▸ Set problem:
Find each line in the following listing that has the string "expected", then state the count and nothing else.

▸ Data shown:
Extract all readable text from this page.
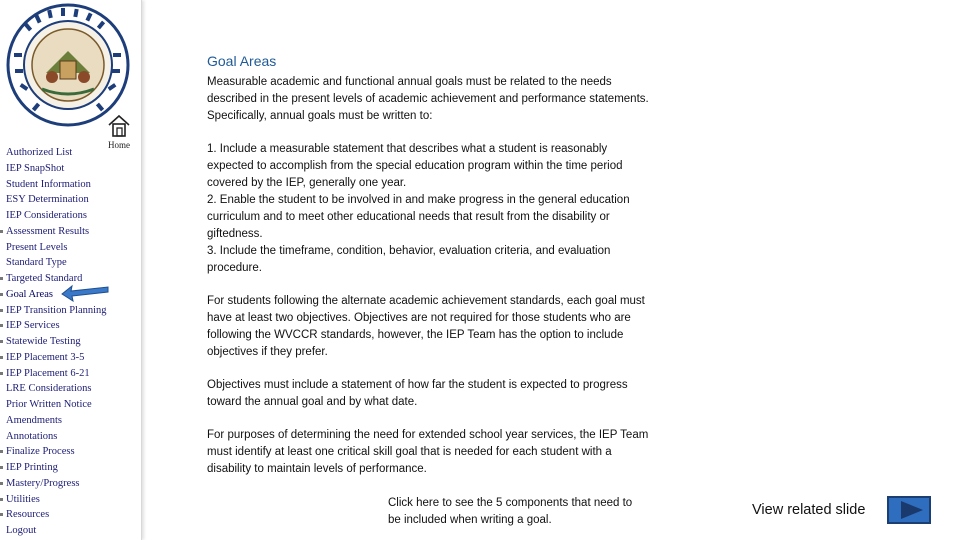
Home
Authorized List
IEP SnapShot
Student Information
ESY Determination
IEP Considerations
Assessment Results
Present Levels
Standard Type
Targeted Standard
Goal Areas
IEP Transition Planning
IEP Services
Statewide Testing
IEP Placement 3-5
IEP Placement 6-21
LRE Considerations
Prior Written Notice
Amendments
Annotations
Finalize Process
IEP Printing
Mastery/Progress
Utilities
Resources
Logout
Goal Areas

Measurable academic and functional annual goals must be related to the needs described in the present levels of academic achievement and performance statements. Specifically, annual goals must be written to:

1. Include a measurable statement that describes what a student is reasonably expected to accomplish from the special education program within the time period covered by the IEP, generally one year.

2. Enable the student to be involved in and make progress in the general education curriculum and to meet other educational needs that result from the disability or giftedness.

3. Include the timeframe, condition, behavior, evaluation criteria, and evaluation procedure.

For students following the alternate academic achievement standards, each goal must have at least two objectives. Objectives are not required for those students who are following the WVCCR standards, however, the IEP Team has the option to include objectives if they prefer.

Objectives must include a statement of how far the student is expected to progress toward the annual goal and by what date.

For purposes of determining the need for extended school year services, the IEP Team must identify at least one critical skill goal that is needed for each student with a disability to maintain levels of performance.

Click here to see the 5 components that need to be included when writing a goal.
View related slide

▸ Answer for this exercise:
2